[Stored records]
* * * *

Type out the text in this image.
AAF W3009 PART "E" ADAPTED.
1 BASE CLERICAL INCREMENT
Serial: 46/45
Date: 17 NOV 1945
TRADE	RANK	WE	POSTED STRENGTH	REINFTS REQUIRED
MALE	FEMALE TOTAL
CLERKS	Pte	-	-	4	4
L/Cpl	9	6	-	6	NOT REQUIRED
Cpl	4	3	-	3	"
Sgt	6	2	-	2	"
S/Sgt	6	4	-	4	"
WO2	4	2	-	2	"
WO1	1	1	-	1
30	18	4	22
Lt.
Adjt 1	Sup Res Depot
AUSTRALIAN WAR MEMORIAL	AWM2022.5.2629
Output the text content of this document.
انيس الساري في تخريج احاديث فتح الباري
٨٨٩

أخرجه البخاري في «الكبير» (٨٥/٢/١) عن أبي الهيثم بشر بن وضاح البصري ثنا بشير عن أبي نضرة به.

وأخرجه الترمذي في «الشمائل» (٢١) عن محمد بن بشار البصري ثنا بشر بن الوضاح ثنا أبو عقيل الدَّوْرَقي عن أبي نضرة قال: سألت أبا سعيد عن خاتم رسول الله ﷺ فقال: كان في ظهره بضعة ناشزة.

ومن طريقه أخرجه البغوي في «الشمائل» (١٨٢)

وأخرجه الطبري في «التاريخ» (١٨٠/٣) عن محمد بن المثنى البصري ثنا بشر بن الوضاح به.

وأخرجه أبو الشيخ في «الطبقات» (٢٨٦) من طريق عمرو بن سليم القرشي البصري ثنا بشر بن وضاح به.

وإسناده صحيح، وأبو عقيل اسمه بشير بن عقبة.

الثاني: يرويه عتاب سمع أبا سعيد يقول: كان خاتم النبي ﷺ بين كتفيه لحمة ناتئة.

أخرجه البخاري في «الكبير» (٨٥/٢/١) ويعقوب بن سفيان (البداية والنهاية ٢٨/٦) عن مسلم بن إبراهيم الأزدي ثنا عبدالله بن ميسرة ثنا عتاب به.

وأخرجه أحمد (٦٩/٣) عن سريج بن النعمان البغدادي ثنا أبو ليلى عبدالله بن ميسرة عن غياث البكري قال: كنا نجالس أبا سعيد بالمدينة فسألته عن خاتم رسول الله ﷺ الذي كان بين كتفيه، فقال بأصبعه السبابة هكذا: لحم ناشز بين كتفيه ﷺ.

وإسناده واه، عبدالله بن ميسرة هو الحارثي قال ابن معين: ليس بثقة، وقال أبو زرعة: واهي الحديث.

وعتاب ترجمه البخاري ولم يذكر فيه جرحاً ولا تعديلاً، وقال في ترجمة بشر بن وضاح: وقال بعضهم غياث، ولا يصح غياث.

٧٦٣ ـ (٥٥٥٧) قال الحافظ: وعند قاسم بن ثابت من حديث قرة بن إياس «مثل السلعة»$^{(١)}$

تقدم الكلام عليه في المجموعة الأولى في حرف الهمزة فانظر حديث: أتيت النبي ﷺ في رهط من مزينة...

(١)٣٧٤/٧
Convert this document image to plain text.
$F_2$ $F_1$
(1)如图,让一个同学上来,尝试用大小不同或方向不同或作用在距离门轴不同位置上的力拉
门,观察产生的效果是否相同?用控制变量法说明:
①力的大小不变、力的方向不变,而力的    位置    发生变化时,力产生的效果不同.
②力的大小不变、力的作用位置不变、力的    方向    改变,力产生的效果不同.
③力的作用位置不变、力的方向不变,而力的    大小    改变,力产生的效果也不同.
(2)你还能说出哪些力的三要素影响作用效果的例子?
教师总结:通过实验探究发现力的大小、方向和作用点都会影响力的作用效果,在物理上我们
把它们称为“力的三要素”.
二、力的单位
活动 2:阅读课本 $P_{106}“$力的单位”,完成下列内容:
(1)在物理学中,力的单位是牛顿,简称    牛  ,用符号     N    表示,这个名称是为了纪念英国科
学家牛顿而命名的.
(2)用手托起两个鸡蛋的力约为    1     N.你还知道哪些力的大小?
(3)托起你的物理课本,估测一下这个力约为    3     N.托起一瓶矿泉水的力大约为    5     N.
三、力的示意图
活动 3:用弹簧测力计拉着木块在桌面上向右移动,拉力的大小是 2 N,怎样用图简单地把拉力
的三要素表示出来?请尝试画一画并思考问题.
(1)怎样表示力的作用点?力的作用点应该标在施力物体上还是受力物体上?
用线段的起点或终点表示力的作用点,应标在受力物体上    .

* * * *

State the number of lines in the preceding entries that include the word "text". Provide nothing else.

### RIGHT ANSWER
3